Problem to work on: In how many lines does the string "podmienky" appear? Answer with the number only.
** begin Data in this exercise **
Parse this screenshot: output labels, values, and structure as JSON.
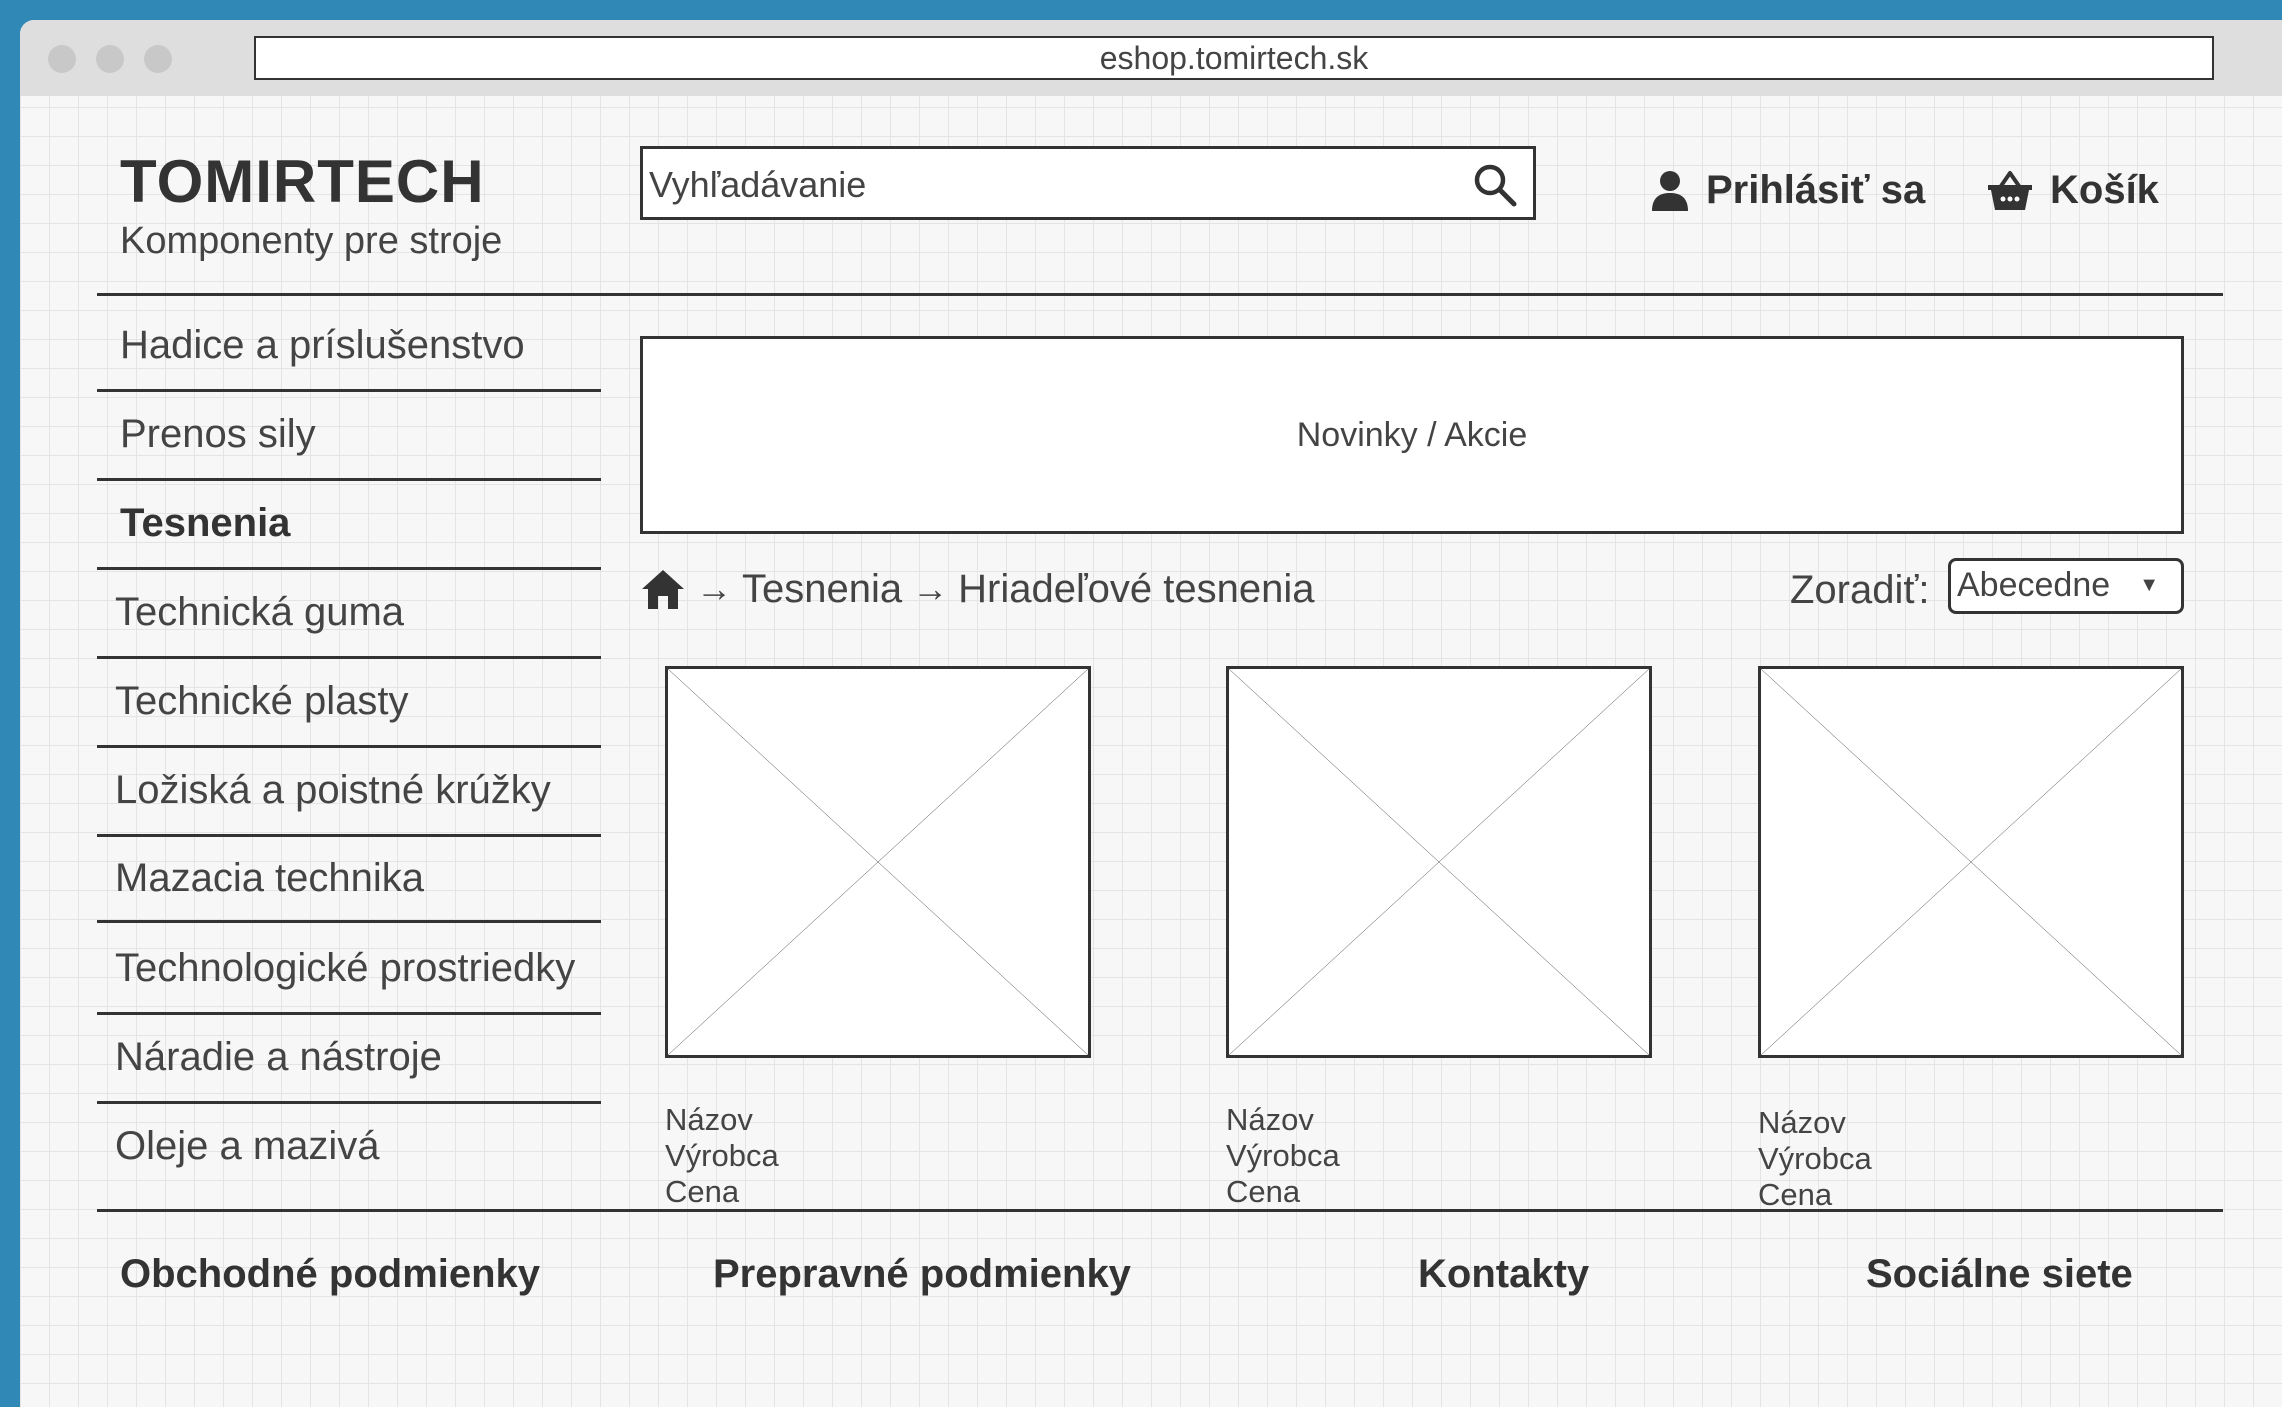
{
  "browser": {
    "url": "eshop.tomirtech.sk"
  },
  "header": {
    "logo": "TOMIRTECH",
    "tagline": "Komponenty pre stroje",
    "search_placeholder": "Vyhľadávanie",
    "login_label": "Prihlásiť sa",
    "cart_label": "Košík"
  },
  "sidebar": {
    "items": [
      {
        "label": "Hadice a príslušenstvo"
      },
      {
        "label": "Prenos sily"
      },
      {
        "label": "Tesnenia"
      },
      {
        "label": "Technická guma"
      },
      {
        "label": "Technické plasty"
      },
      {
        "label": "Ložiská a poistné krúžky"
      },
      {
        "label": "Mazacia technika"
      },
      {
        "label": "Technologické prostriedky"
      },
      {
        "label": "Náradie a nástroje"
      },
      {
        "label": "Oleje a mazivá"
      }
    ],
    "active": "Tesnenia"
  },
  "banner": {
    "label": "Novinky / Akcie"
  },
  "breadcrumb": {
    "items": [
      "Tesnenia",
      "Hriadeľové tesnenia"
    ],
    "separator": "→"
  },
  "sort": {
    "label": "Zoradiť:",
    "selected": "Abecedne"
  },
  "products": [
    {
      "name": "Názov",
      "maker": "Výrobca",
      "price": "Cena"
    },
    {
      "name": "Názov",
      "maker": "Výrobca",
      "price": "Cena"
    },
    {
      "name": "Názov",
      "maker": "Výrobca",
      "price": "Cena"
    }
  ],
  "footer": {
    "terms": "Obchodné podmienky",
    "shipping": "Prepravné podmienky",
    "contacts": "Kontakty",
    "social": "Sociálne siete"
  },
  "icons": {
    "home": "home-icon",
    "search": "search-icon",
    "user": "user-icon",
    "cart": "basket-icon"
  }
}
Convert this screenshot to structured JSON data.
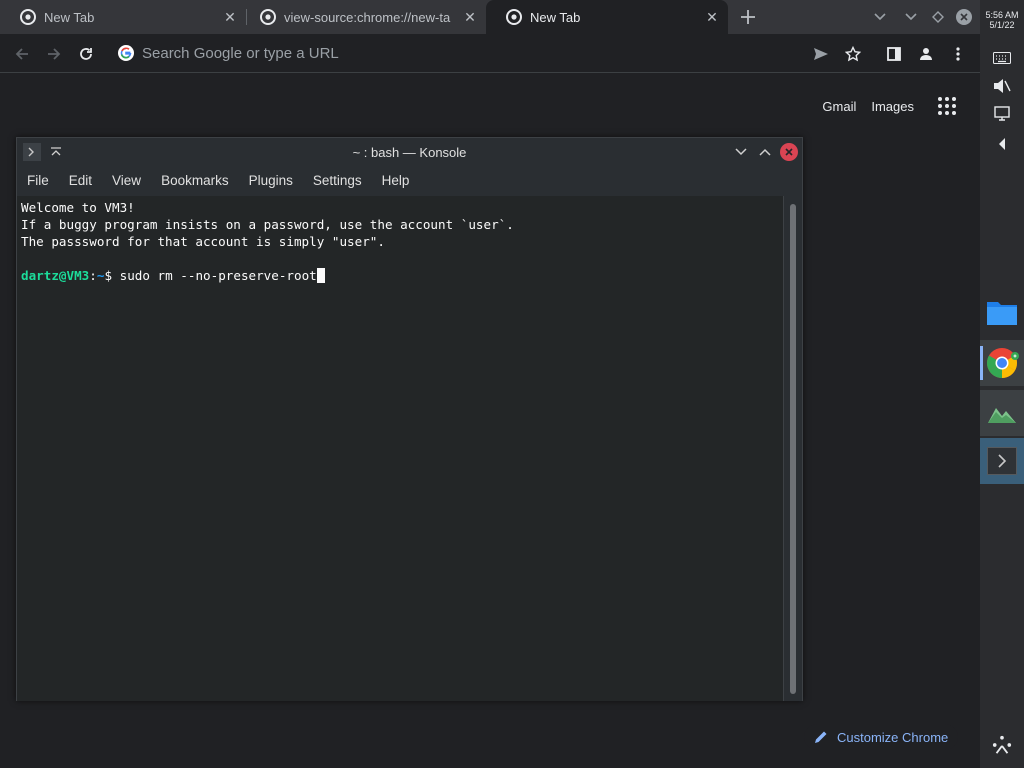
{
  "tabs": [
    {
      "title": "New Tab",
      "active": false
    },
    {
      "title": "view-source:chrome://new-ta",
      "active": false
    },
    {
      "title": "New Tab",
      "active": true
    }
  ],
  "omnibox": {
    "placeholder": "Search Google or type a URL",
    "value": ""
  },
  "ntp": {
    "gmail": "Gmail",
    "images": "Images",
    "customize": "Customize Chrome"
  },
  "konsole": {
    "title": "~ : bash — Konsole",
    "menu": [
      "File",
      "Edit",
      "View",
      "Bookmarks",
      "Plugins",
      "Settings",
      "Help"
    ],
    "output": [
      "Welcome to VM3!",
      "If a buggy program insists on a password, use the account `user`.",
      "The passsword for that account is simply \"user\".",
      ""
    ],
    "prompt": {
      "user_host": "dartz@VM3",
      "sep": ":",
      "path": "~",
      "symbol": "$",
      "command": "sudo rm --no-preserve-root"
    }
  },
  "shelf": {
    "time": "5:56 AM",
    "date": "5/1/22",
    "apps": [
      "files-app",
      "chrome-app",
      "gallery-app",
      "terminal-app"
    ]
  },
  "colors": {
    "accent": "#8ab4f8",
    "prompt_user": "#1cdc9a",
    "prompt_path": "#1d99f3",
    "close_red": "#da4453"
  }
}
** end Data in this exercise **
Answer below: 2